Passage shown:

· · ·

Updated ASCIA Adrenaline Injector Prescribing Guidelines and FAQ
ASCIA Adrenaline (Epinephrine) Injector Prescribing Guidelines and Frequently Asked Questions (FAQ) have been updated, and are now available on the ASCIA website:
Adrenaline Injectors FAQ Updated Februry 2022
ASCIA Guidelines - Adrenaline (Epinephrine) Injector Prescription Updated February 2022
ASCIA Guidelines Summary - Adrenaline (Epinephrine) Injector Prescription New February 2022
The main updates include links to several publications (see below) that support ASCIA adrenaline injector dose recommendations for EpiPen® and Anapen® and the use of a 500 microgram device (Anapen® 500), which:
- Provides doctors with choice of dose for doctors, as some may prefer to prescribe a higher dose (500 microgram device) for people over 50kg.
- May potentially reduce the need for further doses of adrenaline in older adolescents and adults weighing over 50kg.
The Guidelines and FAQ also include other reasons why it is important to have more than one brand of adrenaline injector available.
ASCIA adrenaline injector dose recommendations are based on expert consensus and standard practice by ASCIA members, which vary to the product information. These doses are consistent with the Acute Anaphylaxis Clinical Care Standard for Australia, Australian Prescriber Anaphylaxis wallchart, Australian Immunisation Handbook and international recommendations from the World Allergy Organisation (WAO), Canada and the UK.
Other changes in the ASCIA Adrenaline Injectors FAQ are as follows:
- Some of the FAQs have been reordered and expanded, to address the most common questions that we have received, including FAQs 1 and 2.
- FAQ 8 includes ‘Students and children may be prescribed EpiPen® or Anapen® devices, and schools and CEC services need to accept both devices. Therefore, staff in schools and CEC services should be trained on both device brands.’
- FAQs 9 and 10 clarify that there are three steps to give EpiPen® and four steps to give Anapen®.

· · ·

Dataset items:
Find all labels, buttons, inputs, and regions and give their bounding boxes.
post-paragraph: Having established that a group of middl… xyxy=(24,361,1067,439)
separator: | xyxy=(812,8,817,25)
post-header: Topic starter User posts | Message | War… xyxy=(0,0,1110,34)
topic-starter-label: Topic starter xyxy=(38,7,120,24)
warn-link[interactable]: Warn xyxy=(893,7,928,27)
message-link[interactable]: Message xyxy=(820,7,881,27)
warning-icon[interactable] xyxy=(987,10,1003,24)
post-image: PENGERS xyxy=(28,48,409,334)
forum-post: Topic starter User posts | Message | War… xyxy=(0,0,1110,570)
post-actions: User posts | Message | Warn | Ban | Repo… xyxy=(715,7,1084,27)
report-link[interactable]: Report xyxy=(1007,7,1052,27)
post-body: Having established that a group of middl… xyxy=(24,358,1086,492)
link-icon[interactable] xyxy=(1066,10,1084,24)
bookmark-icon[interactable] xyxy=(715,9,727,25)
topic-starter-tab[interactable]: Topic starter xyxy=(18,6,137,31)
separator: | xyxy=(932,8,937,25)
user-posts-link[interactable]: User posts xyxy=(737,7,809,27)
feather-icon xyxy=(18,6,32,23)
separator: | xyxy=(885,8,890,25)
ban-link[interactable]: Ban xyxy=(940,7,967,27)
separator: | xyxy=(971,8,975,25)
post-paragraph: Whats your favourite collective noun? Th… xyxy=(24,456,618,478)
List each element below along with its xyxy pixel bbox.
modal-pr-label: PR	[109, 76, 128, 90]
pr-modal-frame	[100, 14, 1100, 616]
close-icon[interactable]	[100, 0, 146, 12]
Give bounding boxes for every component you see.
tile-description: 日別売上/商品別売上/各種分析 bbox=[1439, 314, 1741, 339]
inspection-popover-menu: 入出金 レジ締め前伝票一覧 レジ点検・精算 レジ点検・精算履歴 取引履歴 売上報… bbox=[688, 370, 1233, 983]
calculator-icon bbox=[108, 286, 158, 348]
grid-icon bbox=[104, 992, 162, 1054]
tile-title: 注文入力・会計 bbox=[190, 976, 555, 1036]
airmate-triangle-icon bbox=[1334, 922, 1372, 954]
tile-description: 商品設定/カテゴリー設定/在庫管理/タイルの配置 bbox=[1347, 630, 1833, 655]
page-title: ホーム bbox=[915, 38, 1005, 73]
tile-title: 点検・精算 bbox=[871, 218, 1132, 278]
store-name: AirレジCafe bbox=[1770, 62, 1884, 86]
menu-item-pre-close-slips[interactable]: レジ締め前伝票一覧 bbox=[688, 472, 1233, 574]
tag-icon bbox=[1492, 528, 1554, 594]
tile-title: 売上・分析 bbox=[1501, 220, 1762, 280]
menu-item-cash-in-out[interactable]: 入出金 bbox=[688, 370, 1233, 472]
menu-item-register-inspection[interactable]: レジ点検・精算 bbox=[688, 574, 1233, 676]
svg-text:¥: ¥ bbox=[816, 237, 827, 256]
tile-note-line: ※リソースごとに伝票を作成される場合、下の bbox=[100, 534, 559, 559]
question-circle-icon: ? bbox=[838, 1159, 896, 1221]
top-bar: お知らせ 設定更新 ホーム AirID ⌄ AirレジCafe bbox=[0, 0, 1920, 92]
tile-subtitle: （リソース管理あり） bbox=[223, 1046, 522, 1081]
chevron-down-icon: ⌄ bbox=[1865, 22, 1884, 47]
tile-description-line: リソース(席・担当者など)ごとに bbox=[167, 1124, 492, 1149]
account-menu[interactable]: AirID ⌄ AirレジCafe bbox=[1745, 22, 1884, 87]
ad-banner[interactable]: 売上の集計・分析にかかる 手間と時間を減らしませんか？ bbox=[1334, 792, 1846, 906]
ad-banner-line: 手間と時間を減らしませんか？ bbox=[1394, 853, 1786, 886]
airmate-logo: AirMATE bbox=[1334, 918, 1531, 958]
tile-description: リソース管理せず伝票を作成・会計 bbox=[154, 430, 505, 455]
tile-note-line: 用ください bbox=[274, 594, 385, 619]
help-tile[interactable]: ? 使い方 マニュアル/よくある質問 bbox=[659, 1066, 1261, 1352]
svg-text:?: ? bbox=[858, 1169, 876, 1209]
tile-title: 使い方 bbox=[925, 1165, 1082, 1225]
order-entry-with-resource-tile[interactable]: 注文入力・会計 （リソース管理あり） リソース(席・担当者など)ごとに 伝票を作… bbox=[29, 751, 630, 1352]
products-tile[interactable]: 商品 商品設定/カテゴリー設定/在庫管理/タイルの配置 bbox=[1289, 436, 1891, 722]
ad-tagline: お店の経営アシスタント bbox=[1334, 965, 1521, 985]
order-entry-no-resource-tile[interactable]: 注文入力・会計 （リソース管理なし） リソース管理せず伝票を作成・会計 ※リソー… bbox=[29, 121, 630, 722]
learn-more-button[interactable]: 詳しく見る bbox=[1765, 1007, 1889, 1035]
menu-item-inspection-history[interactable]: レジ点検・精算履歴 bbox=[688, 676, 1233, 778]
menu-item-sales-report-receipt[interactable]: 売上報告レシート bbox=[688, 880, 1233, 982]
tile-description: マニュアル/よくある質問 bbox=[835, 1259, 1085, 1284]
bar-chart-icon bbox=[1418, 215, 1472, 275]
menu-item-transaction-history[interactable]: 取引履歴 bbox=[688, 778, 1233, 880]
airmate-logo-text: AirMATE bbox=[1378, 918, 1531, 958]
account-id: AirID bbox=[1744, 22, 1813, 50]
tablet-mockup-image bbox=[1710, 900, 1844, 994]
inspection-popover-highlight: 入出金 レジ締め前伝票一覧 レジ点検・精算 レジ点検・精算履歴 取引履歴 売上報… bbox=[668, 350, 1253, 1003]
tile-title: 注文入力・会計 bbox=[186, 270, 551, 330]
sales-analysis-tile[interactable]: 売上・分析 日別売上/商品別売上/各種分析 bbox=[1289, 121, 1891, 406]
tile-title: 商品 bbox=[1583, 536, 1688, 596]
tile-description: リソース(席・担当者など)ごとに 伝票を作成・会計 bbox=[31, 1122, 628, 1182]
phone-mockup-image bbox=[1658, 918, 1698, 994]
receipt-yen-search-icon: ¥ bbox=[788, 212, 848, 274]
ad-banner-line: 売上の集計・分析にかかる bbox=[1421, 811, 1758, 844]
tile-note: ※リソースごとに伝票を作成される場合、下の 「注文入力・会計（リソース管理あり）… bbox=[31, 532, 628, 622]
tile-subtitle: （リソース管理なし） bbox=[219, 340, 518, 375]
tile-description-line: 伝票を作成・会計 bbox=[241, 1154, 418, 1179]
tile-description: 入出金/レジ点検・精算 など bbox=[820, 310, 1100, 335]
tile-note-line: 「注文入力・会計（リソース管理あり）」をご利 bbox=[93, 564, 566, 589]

· · ·

To do:
1/ Render this sentence from the adrenaline injector guidelines notice into Spanish: "The Guidelines and FAQ also include other reasons why it is important to have more than one brand of adrenaline injector available."
2/ Write the next part of the adrenaline injector guidelines notice, starting after its final sentence.

Outputs in order:
1/ Las Guías y las Preguntas Frecuentes también incluyen otras razones por las que es importante disponer de más de una marca de inyector de adrenalina.

2/
- FAQ 13 includes ‘There is no evidence that injecting the second dose of adrenaline into the same thigh is a problem. The most important thing is to give another dose of adrenaline (after 5 minutes) if symptoms persist, and phone an ambulance.’
Other changes in the ASCIA Adrenaline Injector Prescription Guidelines are as follows:
- Addition of ‘These guidelines should be used in conjunction with clinical judgement, with consideration of issues that include training on a new device and preference of device from the patient or their carer.’
- Inclusion of ‘It is important to specify brand and tick box on PBS prescription to ensure that brand is not substituted’ on the first and last page and ‘Ensure correct ASCIA Action Plan is provided for the brand of prescribed device’.
- A reordering of the dose recommendations to be on page 2, in a more prominent location than in the previous version.
- Colour coding of the prescription guide recommendations to make them easier to follow.
- Replacement of the definitions with a link to clinical definitions in the ASCIA Guidelines for Acute Management of Anaphylaxis.
This news item was issued on 13 January 2022 and updated on 28 February 2022 by the Australasian Society of Clinical Immunology and Allergy (ASCIA), the peak professional body for clinical immunology and allergy in Australia and New Zealand.